Short exercise: Go through the listing and copy every line word for word.

Items from a figure collection
+++++

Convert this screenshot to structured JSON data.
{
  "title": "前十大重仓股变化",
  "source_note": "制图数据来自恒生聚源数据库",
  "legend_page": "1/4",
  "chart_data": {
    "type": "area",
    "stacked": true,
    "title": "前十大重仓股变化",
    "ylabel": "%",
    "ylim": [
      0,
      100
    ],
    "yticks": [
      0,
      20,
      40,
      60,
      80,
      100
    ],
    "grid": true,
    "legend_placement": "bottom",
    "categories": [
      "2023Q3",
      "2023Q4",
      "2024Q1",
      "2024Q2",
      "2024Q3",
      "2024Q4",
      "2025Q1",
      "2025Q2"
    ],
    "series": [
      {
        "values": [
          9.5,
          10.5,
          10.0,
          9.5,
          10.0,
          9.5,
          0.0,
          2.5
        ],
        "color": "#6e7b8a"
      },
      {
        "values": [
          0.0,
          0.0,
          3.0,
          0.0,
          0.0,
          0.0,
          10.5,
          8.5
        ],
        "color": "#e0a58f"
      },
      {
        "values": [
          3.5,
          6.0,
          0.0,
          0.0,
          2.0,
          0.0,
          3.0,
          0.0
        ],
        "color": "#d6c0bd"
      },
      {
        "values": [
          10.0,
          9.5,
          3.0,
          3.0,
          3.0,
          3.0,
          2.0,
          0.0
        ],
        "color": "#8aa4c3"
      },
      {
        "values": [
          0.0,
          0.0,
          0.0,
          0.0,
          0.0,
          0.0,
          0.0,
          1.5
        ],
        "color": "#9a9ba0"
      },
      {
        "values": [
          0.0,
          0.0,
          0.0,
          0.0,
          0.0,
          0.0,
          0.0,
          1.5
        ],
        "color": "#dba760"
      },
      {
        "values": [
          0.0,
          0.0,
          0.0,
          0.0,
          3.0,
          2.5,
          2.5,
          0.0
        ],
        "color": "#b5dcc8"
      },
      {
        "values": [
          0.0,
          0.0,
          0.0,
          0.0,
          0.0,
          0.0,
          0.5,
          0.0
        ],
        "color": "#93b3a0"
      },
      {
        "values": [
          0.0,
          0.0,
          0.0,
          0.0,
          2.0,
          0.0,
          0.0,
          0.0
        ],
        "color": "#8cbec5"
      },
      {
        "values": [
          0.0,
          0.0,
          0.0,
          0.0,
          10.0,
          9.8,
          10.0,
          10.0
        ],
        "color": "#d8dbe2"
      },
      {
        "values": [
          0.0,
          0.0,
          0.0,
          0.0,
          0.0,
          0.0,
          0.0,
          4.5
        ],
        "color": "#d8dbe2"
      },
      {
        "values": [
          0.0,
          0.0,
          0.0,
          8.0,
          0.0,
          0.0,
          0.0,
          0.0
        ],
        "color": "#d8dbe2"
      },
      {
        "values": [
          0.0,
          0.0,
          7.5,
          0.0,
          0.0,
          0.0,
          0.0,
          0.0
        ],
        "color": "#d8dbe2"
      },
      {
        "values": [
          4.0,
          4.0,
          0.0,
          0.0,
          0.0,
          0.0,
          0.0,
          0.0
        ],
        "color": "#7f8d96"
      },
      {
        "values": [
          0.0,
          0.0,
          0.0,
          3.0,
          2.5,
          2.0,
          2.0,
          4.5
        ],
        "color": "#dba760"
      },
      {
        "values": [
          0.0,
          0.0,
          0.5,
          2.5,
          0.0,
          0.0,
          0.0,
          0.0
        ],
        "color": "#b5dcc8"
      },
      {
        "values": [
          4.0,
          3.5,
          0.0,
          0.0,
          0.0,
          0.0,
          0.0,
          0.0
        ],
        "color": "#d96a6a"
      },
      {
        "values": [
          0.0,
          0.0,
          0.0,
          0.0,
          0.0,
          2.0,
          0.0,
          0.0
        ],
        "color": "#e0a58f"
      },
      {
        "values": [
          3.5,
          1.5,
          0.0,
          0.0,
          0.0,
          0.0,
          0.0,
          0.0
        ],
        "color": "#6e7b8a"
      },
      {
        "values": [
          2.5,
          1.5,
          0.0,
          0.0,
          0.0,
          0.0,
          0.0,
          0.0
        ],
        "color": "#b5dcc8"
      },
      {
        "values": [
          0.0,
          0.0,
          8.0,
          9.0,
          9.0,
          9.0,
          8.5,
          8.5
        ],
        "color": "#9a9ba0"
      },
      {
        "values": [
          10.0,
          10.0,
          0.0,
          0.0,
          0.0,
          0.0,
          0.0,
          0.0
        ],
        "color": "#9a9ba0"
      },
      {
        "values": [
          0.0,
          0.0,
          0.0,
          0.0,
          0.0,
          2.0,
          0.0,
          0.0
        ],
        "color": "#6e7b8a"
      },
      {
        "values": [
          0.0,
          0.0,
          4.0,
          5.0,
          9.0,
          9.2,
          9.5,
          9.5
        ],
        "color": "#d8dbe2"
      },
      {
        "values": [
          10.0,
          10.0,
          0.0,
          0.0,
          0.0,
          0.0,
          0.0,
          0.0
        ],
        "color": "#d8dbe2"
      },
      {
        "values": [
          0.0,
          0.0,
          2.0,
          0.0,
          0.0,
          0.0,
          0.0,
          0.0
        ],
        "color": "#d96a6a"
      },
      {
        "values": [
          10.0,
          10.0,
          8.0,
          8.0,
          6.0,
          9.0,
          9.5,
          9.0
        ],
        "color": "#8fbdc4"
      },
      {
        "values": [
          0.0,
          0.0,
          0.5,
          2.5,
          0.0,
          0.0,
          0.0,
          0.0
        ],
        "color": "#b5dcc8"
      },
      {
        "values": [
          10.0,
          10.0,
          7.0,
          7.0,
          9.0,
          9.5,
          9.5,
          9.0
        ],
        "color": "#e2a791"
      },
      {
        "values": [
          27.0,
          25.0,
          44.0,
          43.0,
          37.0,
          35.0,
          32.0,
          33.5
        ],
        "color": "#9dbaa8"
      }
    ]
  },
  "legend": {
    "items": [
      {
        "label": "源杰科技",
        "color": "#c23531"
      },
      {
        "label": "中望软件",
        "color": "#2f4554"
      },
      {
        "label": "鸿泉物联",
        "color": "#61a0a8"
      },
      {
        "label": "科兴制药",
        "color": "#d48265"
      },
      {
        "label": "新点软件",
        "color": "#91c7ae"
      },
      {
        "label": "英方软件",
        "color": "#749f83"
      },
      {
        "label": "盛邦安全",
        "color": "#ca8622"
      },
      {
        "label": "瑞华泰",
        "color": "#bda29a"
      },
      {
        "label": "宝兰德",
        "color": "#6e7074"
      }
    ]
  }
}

+++++

Task response:
Convert this screenshot to structured JSON data.
{
  "title": "前十大重仓股变化",
  "source_note": "制图数据来自恒生聚源数据库",
  "legend_page": "1/4",
  "chart_data": {
    "type": "area",
    "stacked": true,
    "title": "前十大重仓股变化",
    "ylabel": "%",
    "ylim": [
      0,
      100
    ],
    "yticks": [
      0,
      20,
      40,
      60,
      80,
      100
    ],
    "grid": true,
    "legend_placement": "bottom",
    "categories": [
      "2023Q3",
      "2023Q4",
      "2024Q1",
      "2024Q2",
      "2024Q3",
      "2024Q4",
      "2025Q1",
      "2025Q2"
    ],
    "series": [
      {
        "values": [
          9.5,
          10.5,
          10.0,
          9.5,
          10.0,
          9.5,
          0.0,
          2.5
        ],
        "color": "#6e7b8a"
      },
      {
        "values": [
          0.0,
          0.0,
          3.0,
          0.0,
          0.0,
          0.0,
          10.5,
          8.5
        ],
        "color": "#e0a58f"
      },
      {
        "values": [
          3.5,
          6.0,
          0.0,
          0.0,
          2.0,
          0.0,
          3.0,
          0.0
        ],
        "color": "#d6c0bd"
      },
      {
        "values": [
          10.0,
          9.5,
          3.0,
          3.0,
          3.0,
          3.0,
          2.0,
          0.0
        ],
        "color": "#8aa4c3"
      },
      {
        "values": [
          0.0,
          0.0,
          0.0,
          0.0,
          0.0,
          0.0,
          0.0,
          1.5
        ],
        "color": "#9a9ba0"
      },
      {
        "values": [
          0.0,
          0.0,
          0.0,
          0.0,
          0.0,
          0.0,
          0.0,
          1.5
        ],
        "color": "#dba760"
      },
      {
        "values": [
          0.0,
          0.0,
          0.0,
          0.0,
          3.0,
          2.5,
          2.5,
          0.0
        ],
        "color": "#b5dcc8"
      },
      {
        "values": [
          0.0,
          0.0,
          0.0,
          0.0,
          0.0,
          0.0,
          0.5,
          0.0
        ],
        "color": "#93b3a0"
      },
      {
        "values": [
          0.0,
          0.0,
          0.0,
          0.0,
          2.0,
          0.0,
          0.0,
          0.0
        ],
        "color": "#8cbec5"
      },
      {
        "values": [
          0.0,
          0.0,
          0.0,
          0.0,
          10.0,
          9.8,
          10.0,
          10.0
        ],
        "color": "#d8dbe2"
      },
      {
        "values": [
          0.0,
          0.0,
          0.0,
          0.0,
          0.0,
          0.0,
          0.0,
          4.5
        ],
        "color": "#d8dbe2"
      },
      {
        "values": [
          0.0,
          0.0,
          0.0,
          8.0,
          0.0,
          0.0,
          0.0,
          0.0
        ],
        "color": "#d8dbe2"
      },
      {
        "values": [
          0.0,
          0.0,
          7.5,
          0.0,
          0.0,
          0.0,
          0.0,
          0.0
        ],
        "color": "#d8dbe2"
      },
      {
        "values": [
          4.0,
          4.0,
          0.0,
          0.0,
          0.0,
          0.0,
          0.0,
          0.0
        ],
        "color": "#7f8d96"
      },
      {
        "values": [
          0.0,
          0.0,
          0.0,
          3.0,
          2.5,
          2.0,
          2.0,
          4.5
        ],
        "color": "#dba760"
      },
      {
        "values": [
          0.0,
          0.0,
          0.5,
          2.5,
          0.0,
          0.0,
          0.0,
          0.0
        ],
        "color": "#b5dcc8"
      },
      {
        "values": [
          4.0,
          3.5,
          0.0,
          0.0,
          0.0,
          0.0,
          0.0,
          0.0
        ],
        "color": "#d96a6a"
      },
      {
        "values": [
          0.0,
          0.0,
          0.0,
          0.0,
          0.0,
          2.0,
          0.0,
          0.0
        ],
        "color": "#e0a58f"
      },
      {
        "values": [
          3.5,
          1.5,
          0.0,
          0.0,
          0.0,
          0.0,
          0.0,
          0.0
        ],
        "color": "#6e7b8a"
      },
      {
        "values": [
          2.5,
          1.5,
          0.0,
          0.0,
          0.0,
          0.0,
          0.0,
          0.0
        ],
        "color": "#b5dcc8"
      },
      {
        "values": [
          0.0,
          0.0,
          8.0,
          9.0,
          9.0,
          9.0,
          8.5,
          8.5
        ],
        "color": "#9a9ba0"
      },
      {
        "values": [
          10.0,
          10.0,
          0.0,
          0.0,
          0.0,
          0.0,
          0.0,
          0.0
        ],
        "color": "#9a9ba0"
      },
      {
        "values": [
          0.0,
          0.0,
          0.0,
          0.0,
          0.0,
          2.0,
          0.0,
          0.0
        ],
        "color": "#6e7b8a"
      },
      {
        "values": [
          0.0,
          0.0,
          4.0,
          5.0,
          9.0,
          9.2,
          9.5,
          9.5
        ],
        "color": "#d8dbe2"
      },
      {
        "values": [
          10.0,
          10.0,
          0.0,
          0.0,
          0.0,
          0.0,
          0.0,
          0.0
        ],
        "color": "#d8dbe2"
      },
      {
        "values": [
          0.0,
          0.0,
          2.0,
          0.0,
          0.0,
          0.0,
          0.0,
          0.0
        ],
        "color": "#d96a6a"
      },
      {
        "values": [
          10.0,
          10.0,
          8.0,
          8.0,
          6.0,
          9.0,
          9.5,
          9.0
        ],
        "color": "#8fbdc4"
      },
      {
        "values": [
          0.0,
          0.0,
          0.5,
          2.5,
          0.0,
          0.0,
          0.0,
          0.0
        ],
        "color": "#b5dcc8"
      },
      {
        "values": [
          10.0,
          10.0,
          7.0,
          7.0,
          9.0,
          9.5,
          9.5,
          9.0
        ],
        "color": "#e2a791"
      },
      {
        "values": [
          27.0,
          25.0,
          44.0,
          43.0,
          37.0,
          35.0,
          32.0,
          33.5
        ],
        "color": "#9dbaa8"
      }
    ]
  },
  "legend": {
    "items": [
      {
        "label": "源杰科技",
        "color": "#c23531"
      },
      {
        "label": "中望软件",
        "color": "#2f4554"
      },
      {
        "label": "鸿泉物联",
        "color": "#61a0a8"
      },
      {
        "label": "科兴制药",
        "color": "#d48265"
      },
      {
        "label": "新点软件",
        "color": "#91c7ae"
      },
      {
        "label": "英方软件",
        "color": "#749f83"
      },
      {
        "label": "盛邦安全",
        "color": "#ca8622"
      },
      {
        "label": "瑞华泰",
        "color": "#bda29a"
      },
      {
        "label": "宝兰德",
        "color": "#6e7074"
      }
    ]
  }
}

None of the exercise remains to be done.